-- TEXT SEGMENT start --
So sorry! I've resisted starting Zachary for the same reason...I worry it will become a battle of wills. Good luck sorting it out! Maybe if Fiora loves it then Savanna will come back!
I have always worried about this happening to my kids some day. I want them to find joy in something I have always loved, but in the end, it may not be enough. My battled a few of my siblings on the piano front, and in the end, when they stopped, it was okay. One of them, really wishes she could play much better than she does now, but it's how life is and our own individual spirits have a lot to do with it too.
Hopefully she will want to try again in a few years. I took piano when I was a kid for about a year, and now I wish I had stuck with it! I can barely play and I regret not learning when it would have been easier to learn :)
The piano will always be there. I am learning now as an adult. Learning is always better when it is self motivated. She may pick it up later or it may just not be her thing. McKay took a break for awhile and is now quite excited about it again. You never know.
-- TEXT SEGMENT end --
-- MATERIAL SUPPLIED start --
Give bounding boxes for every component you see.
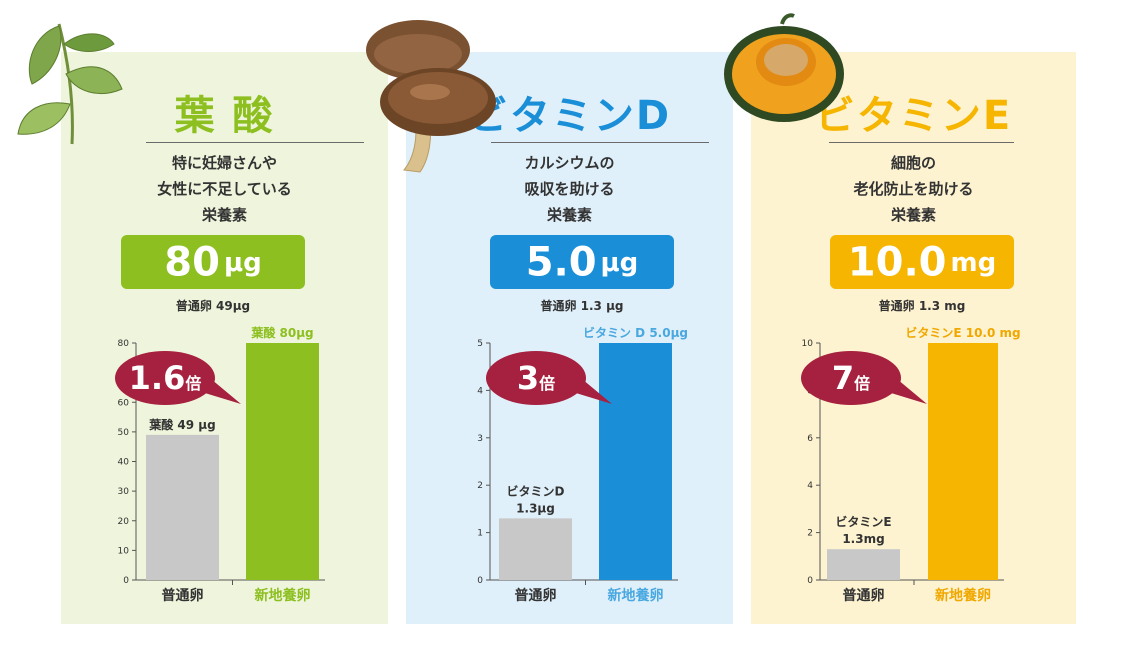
y-tick-label: 10 xyxy=(118,546,130,556)
description-line: 老化防止を助ける xyxy=(853,180,974,198)
description-line: 細胞の xyxy=(890,154,936,172)
y-tick-label: 40 xyxy=(118,458,130,468)
category-label: 普通卵 xyxy=(843,587,885,604)
description-line: 特に妊婦さんや xyxy=(171,154,277,172)
ratio-label: 3倍 xyxy=(517,359,555,397)
bubble-shape xyxy=(486,351,586,405)
panel-folic-acid: 葉 酸 特に妊婦さんや 女性に不足している 栄養素 80 μg 普通卵 49μg … xyxy=(61,52,388,624)
y-tick-label: 30 xyxy=(118,487,130,497)
category-label: 新地養卵 xyxy=(608,587,664,604)
bar xyxy=(499,518,572,580)
description: カルシウムの 吸収を助ける 栄養素 xyxy=(406,150,733,228)
y-tick-label: 0 xyxy=(477,576,483,586)
panel-title: 葉 酸 xyxy=(174,93,275,139)
description-line: 栄養素 xyxy=(201,206,247,224)
bubble-tail xyxy=(195,374,241,404)
panel-vitamin-e: ビタミンE 細胞の 老化防止を助ける 栄養素 10.0 mg 普通卵 1.3 mg… xyxy=(751,52,1076,624)
title-divider xyxy=(829,142,1014,143)
y-tick-label: 2 xyxy=(807,529,813,539)
bar xyxy=(246,343,319,580)
data-label: 1.3μg xyxy=(516,501,555,515)
description: 細胞の 老化防止を助ける 栄養素 xyxy=(751,150,1076,228)
bubble-tail xyxy=(566,374,612,404)
bar xyxy=(827,549,900,580)
ratio-number: 1.6 xyxy=(129,359,186,397)
amount-badge: 10.0 mg xyxy=(830,235,1014,289)
y-tick-label: 2 xyxy=(477,481,483,491)
amount-unit: μg xyxy=(600,247,639,278)
data-label: ビタミンE xyxy=(835,514,891,529)
bubble-shape xyxy=(115,351,215,405)
category-label: 新地養卵 xyxy=(255,587,311,604)
amount-value: 10.0 xyxy=(847,239,947,286)
data-label: ビタミンD xyxy=(507,483,565,498)
panel-title: ビタミンD xyxy=(467,93,672,139)
amount-value: 80 xyxy=(164,239,220,286)
bubble-shape xyxy=(801,351,901,405)
category-label: 新地養卵 xyxy=(935,587,991,604)
ratio-number: 3 xyxy=(517,359,539,397)
amount-unit: μg xyxy=(223,247,262,278)
amount-badge: 5.0 μg xyxy=(490,235,674,289)
ratio-bubble: 1.6倍 xyxy=(115,351,241,405)
category-label: 普通卵 xyxy=(162,587,204,604)
ratio-suffix: 倍 xyxy=(539,374,555,393)
panel-title: ビタミンE xyxy=(814,93,1013,139)
data-label: ビタミン D 5.0μg xyxy=(583,325,688,340)
bar xyxy=(599,343,672,580)
description-line: 吸収を助ける xyxy=(524,180,615,198)
pumpkin-icon xyxy=(724,13,844,122)
y-tick-label: 4 xyxy=(807,481,813,491)
normal-egg-note: 普通卵 49μg xyxy=(175,299,251,313)
ratio-suffix: 倍 xyxy=(854,374,870,393)
bar xyxy=(146,434,219,580)
bar xyxy=(928,343,998,580)
ratio-bubble: 3倍 xyxy=(486,351,612,405)
y-tick-label: 20 xyxy=(118,517,130,527)
data-label: 葉酸 49 μg xyxy=(148,417,215,432)
description-line: カルシウムの xyxy=(524,154,615,172)
ratio-label: 7倍 xyxy=(832,359,870,397)
bubble-tail xyxy=(881,374,927,404)
y-tick-label: 80 xyxy=(118,339,130,349)
y-tick-label: 4 xyxy=(477,386,483,396)
description-line: 栄養素 xyxy=(890,206,936,224)
data-label: 1.3mg xyxy=(842,532,884,546)
y-tick-label: 10 xyxy=(802,339,814,349)
data-label: 葉酸 80μg xyxy=(250,325,313,340)
ratio-label: 1.6倍 xyxy=(129,359,202,397)
ratio-number: 7 xyxy=(832,359,854,397)
y-tick-label: 6 xyxy=(807,434,813,444)
title-divider xyxy=(491,142,709,143)
y-tick-label: 5 xyxy=(477,339,483,349)
category-label: 普通卵 xyxy=(515,587,557,604)
ratio-suffix: 倍 xyxy=(185,374,201,393)
normal-egg-note: 普通卵 1.3 μg xyxy=(540,299,624,313)
panel-vitamin-d: ビタミンD カルシウムの 吸収を助ける 栄養素 5.0 μg 普通卵 1.3 μg… xyxy=(406,52,733,624)
y-tick-label: 60 xyxy=(118,398,130,408)
y-tick-label: 3 xyxy=(477,434,483,444)
description-line: 栄養素 xyxy=(546,206,592,224)
amount-badge: 80 μg xyxy=(121,235,305,289)
data-label: ビタミンE 10.0 mg xyxy=(905,325,1020,340)
ratio-bubble: 7倍 xyxy=(801,351,927,405)
y-tick-label: 1 xyxy=(477,529,483,539)
description: 特に妊婦さんや 女性に不足している 栄養素 xyxy=(61,150,388,228)
leaf-icon xyxy=(17,23,123,145)
amount-value: 5.0 xyxy=(525,239,597,286)
y-tick-label: 0 xyxy=(123,576,129,586)
shiitake-mushroom-icon xyxy=(366,20,496,173)
description-line: 女性に不足している xyxy=(157,180,292,198)
y-tick-label: 0 xyxy=(807,576,813,586)
normal-egg-note: 普通卵 1.3 mg xyxy=(878,299,966,313)
y-tick-label: 50 xyxy=(118,428,130,438)
amount-unit: mg xyxy=(950,247,997,278)
title-divider xyxy=(146,142,364,143)
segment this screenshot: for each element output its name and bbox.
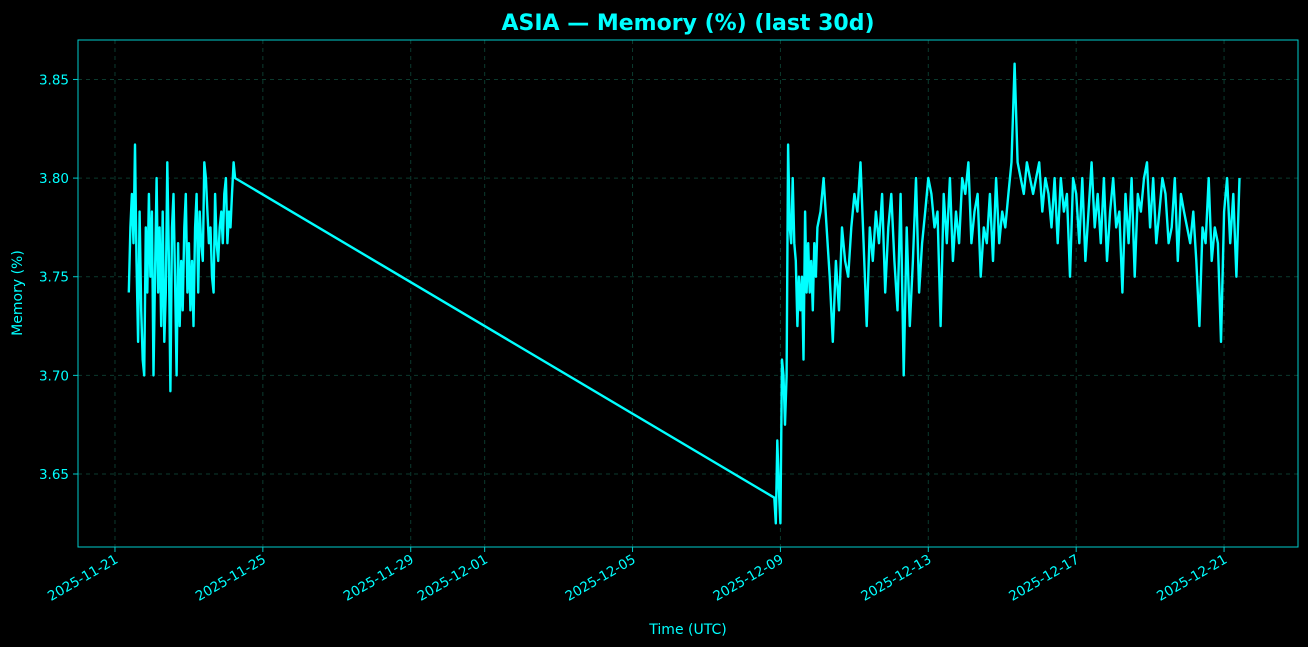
axes-frame — [77, 39, 1299, 548]
y-tick-label: 3.80 — [39, 171, 69, 187]
y-tick-label: 3.70 — [39, 368, 69, 384]
x-axis-label: Time (UTC) — [648, 622, 726, 638]
y-axis-ticks: 3.65 3.70 3.75 3.80 3.85 — [39, 72, 78, 483]
plot-area — [127, 62, 1241, 525]
y-tick-label: 3.65 — [39, 467, 69, 483]
chart-title: ASIA — Memory (%) (last 30d) — [501, 11, 874, 36]
y-tick-label: 3.75 — [39, 270, 69, 286]
y-tick-label: 3.85 — [39, 72, 69, 88]
memory-series-line — [127, 62, 1241, 525]
y-axis-label: Memory (%) — [10, 250, 26, 336]
grid-lines — [78, 40, 1298, 547]
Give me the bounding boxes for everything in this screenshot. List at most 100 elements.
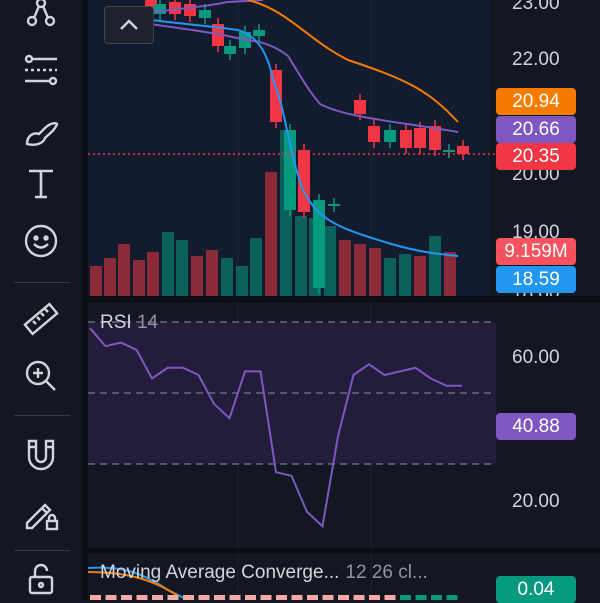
rsi-period: 14 [136, 312, 159, 333]
price-axis-label: 19.00 [512, 222, 560, 243]
price-tag-bb: 18.59 [496, 266, 576, 293]
candle-body [384, 130, 396, 142]
macd-histogram-bar [260, 595, 272, 600]
candle-body [224, 46, 236, 54]
rsi-axis-label: 60.00 [512, 347, 560, 368]
macd-histogram-bar [400, 595, 411, 600]
candle-body [184, 4, 196, 16]
chart-area[interactable]: 23.00 22.00 20.00 19.00 18.00 20.94 20.6… [88, 0, 600, 603]
toolbar-divider [14, 415, 70, 416]
candle-body [429, 126, 441, 150]
macd-histogram-bar [353, 595, 365, 600]
macd-histogram-bar [307, 595, 318, 600]
candle-body [328, 204, 340, 206]
candle-body [169, 2, 181, 14]
candle-body [414, 128, 426, 148]
volume-bar [369, 248, 381, 296]
macd-histogram-bar [214, 595, 225, 600]
macd-histogram-bar [322, 595, 334, 600]
candlesticks [145, 0, 469, 294]
macd-histogram [90, 595, 458, 600]
collapse-button[interactable] [104, 6, 154, 44]
volume-bar [250, 238, 262, 296]
macd-histogram-bar [121, 595, 132, 600]
volume-bar [206, 250, 218, 296]
volume-bar [399, 254, 411, 296]
macd-histogram-bar [415, 595, 427, 600]
ema-orange-line [247, 0, 459, 123]
macd-histogram-bar [431, 595, 442, 600]
macd-histogram-bar [167, 595, 179, 600]
volume-bar [191, 256, 203, 296]
volume-bar [147, 252, 159, 296]
price-axis-label: 23.00 [512, 0, 560, 14]
price-tag-ma: 20.66 [496, 116, 576, 143]
macd-histogram-bar [136, 595, 148, 600]
volume-bar [118, 244, 130, 296]
volume-bars [90, 130, 456, 296]
brush-tool-icon[interactable] [18, 107, 64, 153]
macd-histogram-bar [338, 595, 349, 600]
volume-bar [104, 258, 116, 296]
macd-histogram-bar [369, 595, 380, 600]
emoji-tool-icon[interactable] [18, 218, 64, 264]
price-axis-label: 22.00 [512, 49, 560, 70]
candle-body [400, 130, 412, 148]
bb-blue-line [105, 11, 459, 257]
macd-histogram-bar [183, 595, 194, 600]
lock-drawing-tool-icon[interactable] [18, 490, 64, 536]
volume-bar [444, 252, 456, 296]
rsi-legend[interactable]: RSI 14 [100, 312, 158, 334]
candle-body [443, 150, 455, 152]
volume-bar [133, 260, 145, 296]
drawing-toolbar [0, 0, 82, 600]
rsi-value-tag: 40.88 [496, 413, 576, 440]
macd-histogram-bar [446, 595, 458, 600]
volume-bar [176, 240, 188, 296]
volume-tag: 9.159M [496, 238, 576, 265]
candle-body [313, 200, 325, 288]
trend-line-tool-icon[interactable] [18, 0, 64, 34]
volume-bar [265, 172, 277, 296]
volume-bar [90, 266, 102, 296]
macd-signal-line [88, 571, 179, 597]
candle-body [368, 126, 380, 142]
rsi-title: RSI [100, 312, 132, 333]
chart-canvas [88, 0, 600, 600]
volume-bar [384, 258, 396, 296]
volume-bar [414, 256, 426, 296]
pane-separator [88, 548, 600, 554]
zoom-in-tool-icon[interactable] [18, 353, 64, 399]
price-tag-ema: 20.94 [496, 88, 576, 115]
toolbar-divider [14, 282, 70, 283]
candle-body [270, 70, 282, 122]
candle-body [284, 130, 296, 210]
toolbar-divider [14, 550, 70, 551]
price-tag-last: 20.35 [496, 143, 576, 170]
macd-histogram-bar [245, 595, 256, 600]
rsi-axis-label: 20.00 [512, 491, 560, 512]
chevron-up-icon [120, 19, 138, 30]
macd-histogram-bar [198, 595, 210, 600]
volume-bar [162, 232, 174, 296]
pane-separator [88, 296, 600, 302]
macd-histogram-bar [229, 595, 241, 600]
ma-purple-line [105, 17, 459, 133]
fib-retracement-tool-icon[interactable] [18, 47, 64, 93]
text-tool-icon[interactable] [18, 160, 64, 206]
macd-histogram-bar [384, 595, 396, 600]
volume-bar [354, 244, 366, 296]
macd-histogram-bar [152, 595, 163, 600]
ruler-tool-icon[interactable] [18, 296, 64, 342]
panel-divider [82, 0, 88, 600]
rsi-line [89, 327, 462, 529]
macd-value-tag: 0.04 [496, 576, 576, 603]
macd-histogram-bar [105, 595, 117, 600]
candle-body [154, 4, 166, 14]
volume-bar [429, 236, 441, 296]
macd-legend[interactable]: Moving Average Converge... 12 26 cl... [100, 562, 428, 584]
volume-bar [221, 258, 233, 296]
unlock-icon[interactable] [18, 556, 64, 602]
candle-body [253, 30, 265, 36]
magnet-tool-icon[interactable] [18, 432, 64, 478]
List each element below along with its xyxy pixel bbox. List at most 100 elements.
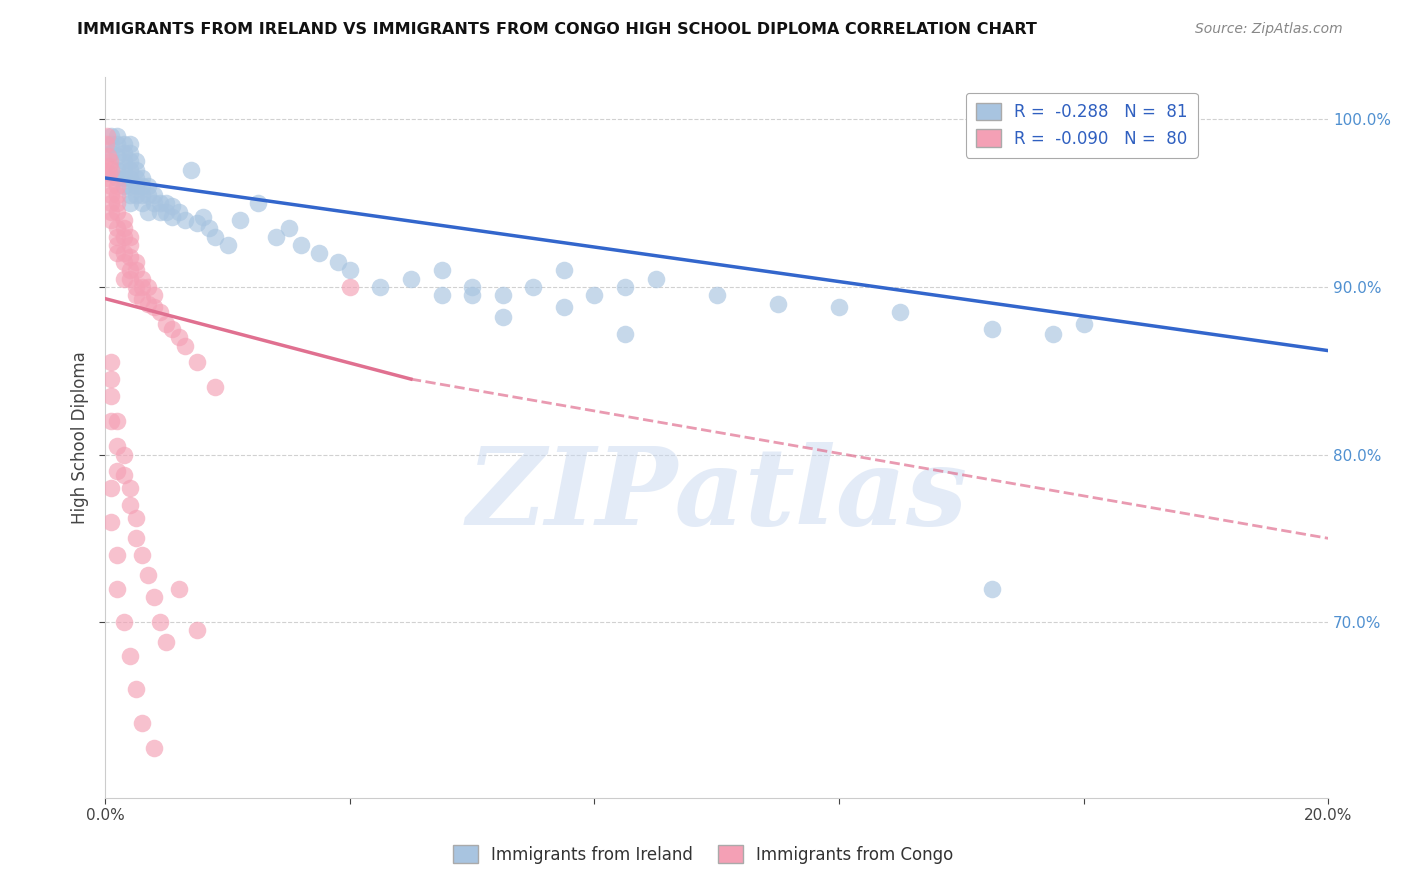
-- MATERIAL SUPPLIED end --
_SET OF TASKS_
1. According to the comments about children and piano lessons, for how long did one commenter take piano as a kid?
2. Reproduce the passage from the piano lesson comments that begins with the words containing "I have always worried" and ends with "to learn :)".
3. Resume the comments about children and piano lessons after their final sentence.

_OUTPUTS_
1. About a year.

2.
I have always worried about this happening to my kids some day. I want them to find joy in something I have always loved, but in the end, it may not be enough. My battled a few of my siblings on the piano front, and in the end, when they stopped, it was okay. One of them, really wishes she could play much better than she does now, but it's how life is and our own individual spirits have a lot to do with it too.
Hopefully she will want to try again in a few years. I took piano when I was a kid for about a year, and now I wish I had stuck with it! I can barely play and I regret not learning when it would have been easier to learn :)

3.
my mom went through this with my youngest sister. at one point she said she'd only do violin lessons if my mom let her wear eye shadow (4th or 5th grade) Hopefully one day something will spark her interest right?
Sadly, I went through what Savannah is going through. I did not like practicing or my lessons, but mostly I didn't like my teacher and finally my mom let me quit.
Now I am 30 and so wish I knew how to play the piano. I know a few songs and can play them well. I can plunk out notes and slowly get through a song but I'll never have a calling playing the piano that's for sure. Someday I'd like to start taking lessons again.
I'm sorry you're going through this with Savannah. Maybe as she gets older she will want to play again. Or maybe another instrument. I stopped the piano but picked up playing the clarinet instead.
PS, you are a great mom for helping Savannah.